# SET EXERCISE
Find each line containing the string "title". Copy it.

# ENTRIES PROVIDED

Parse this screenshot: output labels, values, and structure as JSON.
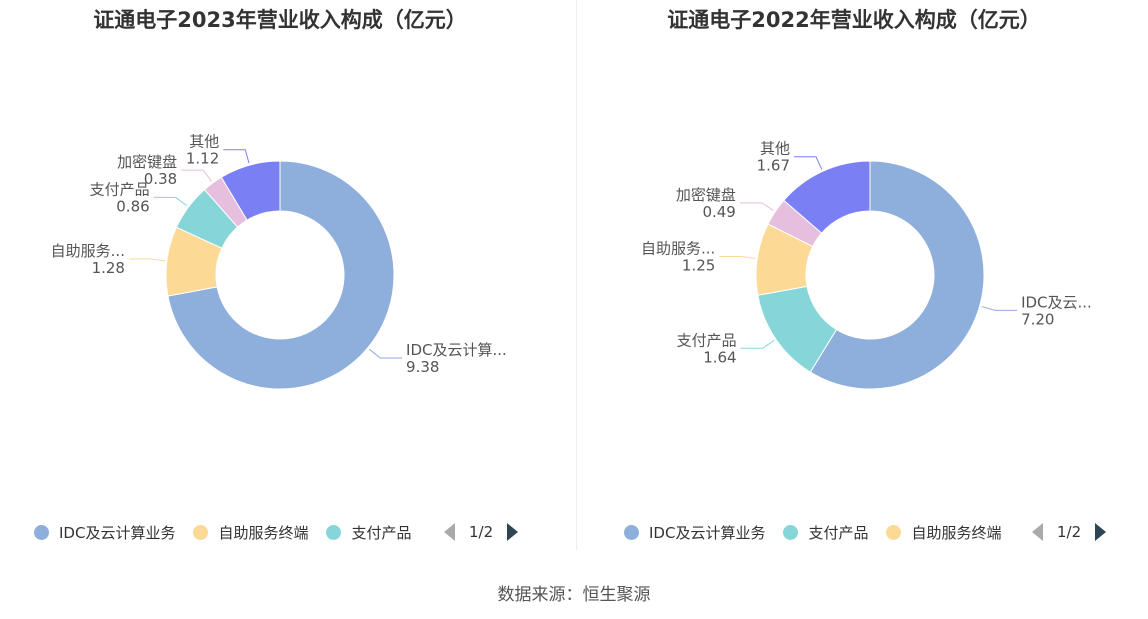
{
  "chart_data": [
    {
      "type": "pie",
      "title": "证通电子2023年营业收入构成（亿元）",
      "categories": [
        "IDC及云计算业务",
        "自助服务终端",
        "支付产品",
        "加密键盘",
        "其他"
      ],
      "labels": [
        "IDC及云计算...",
        "自助服务...",
        "支付产品",
        "加密键盘",
        "其他"
      ],
      "values": [
        9.38,
        1.28,
        0.86,
        0.38,
        1.12
      ],
      "value_labels": [
        "9.38",
        "1.28",
        "0.86",
        "0.38",
        "1.12"
      ],
      "colors": [
        "#8eaedb",
        "#fdd996",
        "#86d6d9",
        "#e7bfde",
        "#7b7ff4"
      ],
      "legend": {
        "items": [
          {
            "name": "IDC及云计算业务",
            "color": "#8eaedb"
          },
          {
            "name": "自助服务终端",
            "color": "#fdd996"
          },
          {
            "name": "支付产品",
            "color": "#86d6d9"
          }
        ],
        "page": "1/2",
        "placement": "bottom"
      }
    },
    {
      "type": "pie",
      "title": "证通电子2022年营业收入构成（亿元）",
      "categories": [
        "IDC及云计算业务",
        "支付产品",
        "自助服务终端",
        "加密键盘",
        "其他"
      ],
      "labels": [
        "IDC及云...",
        "支付产品",
        "自助服务...",
        "加密键盘",
        "其他"
      ],
      "values": [
        7.2,
        1.64,
        1.25,
        0.49,
        1.67
      ],
      "value_labels": [
        "7.20",
        "1.64",
        "1.25",
        "0.49",
        "1.67"
      ],
      "colors": [
        "#8eaedb",
        "#86d6d9",
        "#fdd996",
        "#e7bfde",
        "#7b7ff4"
      ],
      "legend": {
        "items": [
          {
            "name": "IDC及云计算业务",
            "color": "#8eaedb"
          },
          {
            "name": "支付产品",
            "color": "#86d6d9"
          },
          {
            "name": "自助服务终端",
            "color": "#fdd996"
          }
        ],
        "page": "1/2",
        "placement": "bottom"
      }
    }
  ],
  "footer": {
    "source": "数据来源：恒生聚源"
  }
}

# THE SOLUTION
      "title": "证通电子2023年营业收入构成（亿元）",
      "title": "证通电子2022年营业收入构成（亿元）",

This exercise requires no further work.